*PROBLEM TO WORK ON*:
Copy each line holding the string "bottom".

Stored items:
————————

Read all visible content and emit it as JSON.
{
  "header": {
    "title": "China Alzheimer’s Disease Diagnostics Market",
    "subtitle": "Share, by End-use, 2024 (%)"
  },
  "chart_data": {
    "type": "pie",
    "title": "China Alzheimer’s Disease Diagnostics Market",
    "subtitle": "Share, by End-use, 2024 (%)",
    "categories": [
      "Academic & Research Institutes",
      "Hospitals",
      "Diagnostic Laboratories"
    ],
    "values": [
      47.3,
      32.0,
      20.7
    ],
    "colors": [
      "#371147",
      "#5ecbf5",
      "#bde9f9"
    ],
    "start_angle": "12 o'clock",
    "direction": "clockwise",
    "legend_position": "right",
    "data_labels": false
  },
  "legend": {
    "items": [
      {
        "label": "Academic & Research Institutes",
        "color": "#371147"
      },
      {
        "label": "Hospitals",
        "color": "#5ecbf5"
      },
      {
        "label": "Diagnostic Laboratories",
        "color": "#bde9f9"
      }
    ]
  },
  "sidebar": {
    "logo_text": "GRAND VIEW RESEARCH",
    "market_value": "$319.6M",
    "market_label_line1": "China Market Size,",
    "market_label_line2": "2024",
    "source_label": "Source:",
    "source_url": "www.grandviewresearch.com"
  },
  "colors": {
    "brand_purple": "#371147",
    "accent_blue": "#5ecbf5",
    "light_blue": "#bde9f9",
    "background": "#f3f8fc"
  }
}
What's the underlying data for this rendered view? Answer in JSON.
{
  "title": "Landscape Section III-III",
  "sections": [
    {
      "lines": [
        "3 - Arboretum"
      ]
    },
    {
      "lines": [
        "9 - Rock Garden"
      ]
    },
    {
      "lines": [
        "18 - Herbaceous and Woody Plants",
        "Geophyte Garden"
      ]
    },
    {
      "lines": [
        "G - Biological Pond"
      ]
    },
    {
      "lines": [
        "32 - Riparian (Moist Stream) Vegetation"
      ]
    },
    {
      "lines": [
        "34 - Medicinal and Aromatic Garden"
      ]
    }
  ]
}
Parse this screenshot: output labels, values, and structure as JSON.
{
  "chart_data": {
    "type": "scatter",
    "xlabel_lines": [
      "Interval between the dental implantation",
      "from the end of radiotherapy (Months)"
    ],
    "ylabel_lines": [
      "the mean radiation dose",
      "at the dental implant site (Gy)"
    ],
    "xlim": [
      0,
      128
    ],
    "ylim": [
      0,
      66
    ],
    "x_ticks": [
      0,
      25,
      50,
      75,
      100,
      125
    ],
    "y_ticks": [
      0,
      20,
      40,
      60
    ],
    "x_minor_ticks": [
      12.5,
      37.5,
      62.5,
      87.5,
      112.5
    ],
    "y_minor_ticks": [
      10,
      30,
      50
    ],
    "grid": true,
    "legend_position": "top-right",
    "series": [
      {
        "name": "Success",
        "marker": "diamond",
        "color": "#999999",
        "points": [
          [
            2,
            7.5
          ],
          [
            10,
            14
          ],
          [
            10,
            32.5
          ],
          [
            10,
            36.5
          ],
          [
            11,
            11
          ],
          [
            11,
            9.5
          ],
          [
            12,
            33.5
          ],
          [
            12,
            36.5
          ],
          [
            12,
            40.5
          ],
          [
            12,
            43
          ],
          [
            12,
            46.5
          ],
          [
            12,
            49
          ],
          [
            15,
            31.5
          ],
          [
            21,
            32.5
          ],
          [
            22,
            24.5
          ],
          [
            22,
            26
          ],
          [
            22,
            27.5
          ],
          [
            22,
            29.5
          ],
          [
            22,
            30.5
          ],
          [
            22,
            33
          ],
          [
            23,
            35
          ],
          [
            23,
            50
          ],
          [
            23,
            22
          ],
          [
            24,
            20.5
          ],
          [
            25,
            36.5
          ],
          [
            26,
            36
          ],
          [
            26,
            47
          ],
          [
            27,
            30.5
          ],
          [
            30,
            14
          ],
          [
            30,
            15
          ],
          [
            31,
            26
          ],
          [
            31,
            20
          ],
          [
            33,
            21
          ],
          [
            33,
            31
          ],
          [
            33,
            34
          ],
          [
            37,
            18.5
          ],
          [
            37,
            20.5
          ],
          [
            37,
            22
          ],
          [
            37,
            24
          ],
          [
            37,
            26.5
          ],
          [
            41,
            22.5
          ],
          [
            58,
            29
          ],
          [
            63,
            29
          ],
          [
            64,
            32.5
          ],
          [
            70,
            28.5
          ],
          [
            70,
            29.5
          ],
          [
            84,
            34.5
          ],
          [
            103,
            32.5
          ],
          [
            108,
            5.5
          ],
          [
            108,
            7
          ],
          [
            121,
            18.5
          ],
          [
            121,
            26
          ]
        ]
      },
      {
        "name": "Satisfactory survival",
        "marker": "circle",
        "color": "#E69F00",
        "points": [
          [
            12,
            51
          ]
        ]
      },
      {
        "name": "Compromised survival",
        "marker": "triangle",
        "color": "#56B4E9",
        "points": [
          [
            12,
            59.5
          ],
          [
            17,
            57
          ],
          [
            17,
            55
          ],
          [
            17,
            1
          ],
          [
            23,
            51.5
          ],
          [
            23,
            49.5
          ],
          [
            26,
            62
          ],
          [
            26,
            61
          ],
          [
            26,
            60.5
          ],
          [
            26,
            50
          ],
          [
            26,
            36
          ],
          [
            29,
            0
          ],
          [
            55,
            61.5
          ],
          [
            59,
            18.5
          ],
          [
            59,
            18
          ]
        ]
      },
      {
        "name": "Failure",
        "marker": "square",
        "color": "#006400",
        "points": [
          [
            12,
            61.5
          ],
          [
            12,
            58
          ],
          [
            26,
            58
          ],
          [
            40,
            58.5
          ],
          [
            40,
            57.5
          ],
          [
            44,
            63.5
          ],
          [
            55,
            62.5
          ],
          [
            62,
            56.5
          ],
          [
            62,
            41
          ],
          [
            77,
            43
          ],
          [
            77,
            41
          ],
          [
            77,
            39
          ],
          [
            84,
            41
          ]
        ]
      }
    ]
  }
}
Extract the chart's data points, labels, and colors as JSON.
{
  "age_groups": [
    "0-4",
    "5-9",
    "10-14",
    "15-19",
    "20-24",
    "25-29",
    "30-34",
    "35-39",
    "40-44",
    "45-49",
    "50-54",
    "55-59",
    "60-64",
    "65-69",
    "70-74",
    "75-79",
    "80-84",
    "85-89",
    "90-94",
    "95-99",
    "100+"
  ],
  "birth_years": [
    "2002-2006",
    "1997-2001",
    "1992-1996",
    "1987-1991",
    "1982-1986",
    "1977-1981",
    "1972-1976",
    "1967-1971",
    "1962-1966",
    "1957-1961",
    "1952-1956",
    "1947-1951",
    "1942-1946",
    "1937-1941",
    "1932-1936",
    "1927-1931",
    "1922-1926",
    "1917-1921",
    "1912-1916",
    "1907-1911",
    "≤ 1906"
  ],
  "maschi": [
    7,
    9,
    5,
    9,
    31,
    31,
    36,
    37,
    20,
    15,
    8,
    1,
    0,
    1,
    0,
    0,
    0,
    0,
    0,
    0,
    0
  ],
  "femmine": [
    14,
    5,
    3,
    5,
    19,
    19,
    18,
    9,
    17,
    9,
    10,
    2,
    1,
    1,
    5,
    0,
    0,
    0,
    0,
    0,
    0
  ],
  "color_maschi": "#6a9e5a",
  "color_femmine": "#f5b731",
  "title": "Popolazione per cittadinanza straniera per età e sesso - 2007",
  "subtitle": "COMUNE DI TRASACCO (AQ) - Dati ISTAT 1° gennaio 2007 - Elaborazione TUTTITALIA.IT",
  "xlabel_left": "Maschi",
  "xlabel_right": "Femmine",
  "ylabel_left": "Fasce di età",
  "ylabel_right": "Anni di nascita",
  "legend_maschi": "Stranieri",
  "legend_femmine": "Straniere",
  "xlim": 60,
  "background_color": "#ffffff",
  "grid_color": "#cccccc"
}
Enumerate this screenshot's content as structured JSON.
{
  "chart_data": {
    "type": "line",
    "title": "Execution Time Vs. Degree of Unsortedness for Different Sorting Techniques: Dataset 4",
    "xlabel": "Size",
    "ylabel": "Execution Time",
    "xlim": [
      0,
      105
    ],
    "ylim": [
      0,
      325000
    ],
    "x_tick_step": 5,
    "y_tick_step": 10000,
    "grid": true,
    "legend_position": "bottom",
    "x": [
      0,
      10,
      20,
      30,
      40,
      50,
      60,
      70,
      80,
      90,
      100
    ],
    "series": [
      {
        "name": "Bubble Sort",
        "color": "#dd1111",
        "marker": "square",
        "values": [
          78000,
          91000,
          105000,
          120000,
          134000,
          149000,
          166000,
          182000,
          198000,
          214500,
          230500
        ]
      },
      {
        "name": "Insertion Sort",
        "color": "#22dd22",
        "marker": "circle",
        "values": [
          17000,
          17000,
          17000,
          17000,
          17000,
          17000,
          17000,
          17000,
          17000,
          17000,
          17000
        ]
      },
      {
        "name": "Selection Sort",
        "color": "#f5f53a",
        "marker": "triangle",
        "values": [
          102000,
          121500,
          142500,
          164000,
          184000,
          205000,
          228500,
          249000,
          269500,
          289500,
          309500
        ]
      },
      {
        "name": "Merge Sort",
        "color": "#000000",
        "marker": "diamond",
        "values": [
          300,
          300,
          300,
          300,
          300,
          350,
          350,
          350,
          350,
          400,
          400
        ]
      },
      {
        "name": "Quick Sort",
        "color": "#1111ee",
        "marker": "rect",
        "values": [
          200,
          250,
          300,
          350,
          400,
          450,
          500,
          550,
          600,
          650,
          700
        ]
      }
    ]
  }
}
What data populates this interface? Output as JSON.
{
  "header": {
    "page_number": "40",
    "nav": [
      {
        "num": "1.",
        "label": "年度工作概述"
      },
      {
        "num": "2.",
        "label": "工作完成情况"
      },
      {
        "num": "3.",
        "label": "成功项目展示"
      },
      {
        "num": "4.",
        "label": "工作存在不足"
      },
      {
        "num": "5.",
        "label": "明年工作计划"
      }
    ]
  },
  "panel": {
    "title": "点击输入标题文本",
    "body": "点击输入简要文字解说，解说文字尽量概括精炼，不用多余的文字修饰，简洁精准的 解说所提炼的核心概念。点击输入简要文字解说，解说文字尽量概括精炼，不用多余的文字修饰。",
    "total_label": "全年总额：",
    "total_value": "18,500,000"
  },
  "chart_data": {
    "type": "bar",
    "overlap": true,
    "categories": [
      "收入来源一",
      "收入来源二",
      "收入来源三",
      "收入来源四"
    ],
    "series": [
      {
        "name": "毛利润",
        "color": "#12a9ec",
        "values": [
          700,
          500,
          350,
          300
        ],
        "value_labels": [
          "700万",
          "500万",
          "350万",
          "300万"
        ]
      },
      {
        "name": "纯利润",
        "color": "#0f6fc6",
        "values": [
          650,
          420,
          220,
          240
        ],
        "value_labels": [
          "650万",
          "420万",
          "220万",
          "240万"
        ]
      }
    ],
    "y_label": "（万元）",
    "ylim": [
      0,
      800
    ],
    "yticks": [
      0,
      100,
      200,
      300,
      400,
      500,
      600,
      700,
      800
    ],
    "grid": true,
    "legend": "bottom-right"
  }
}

————————

*COMPLETED TASK*:
    "legend_position": "bottom",
    "legend": "bottom-right"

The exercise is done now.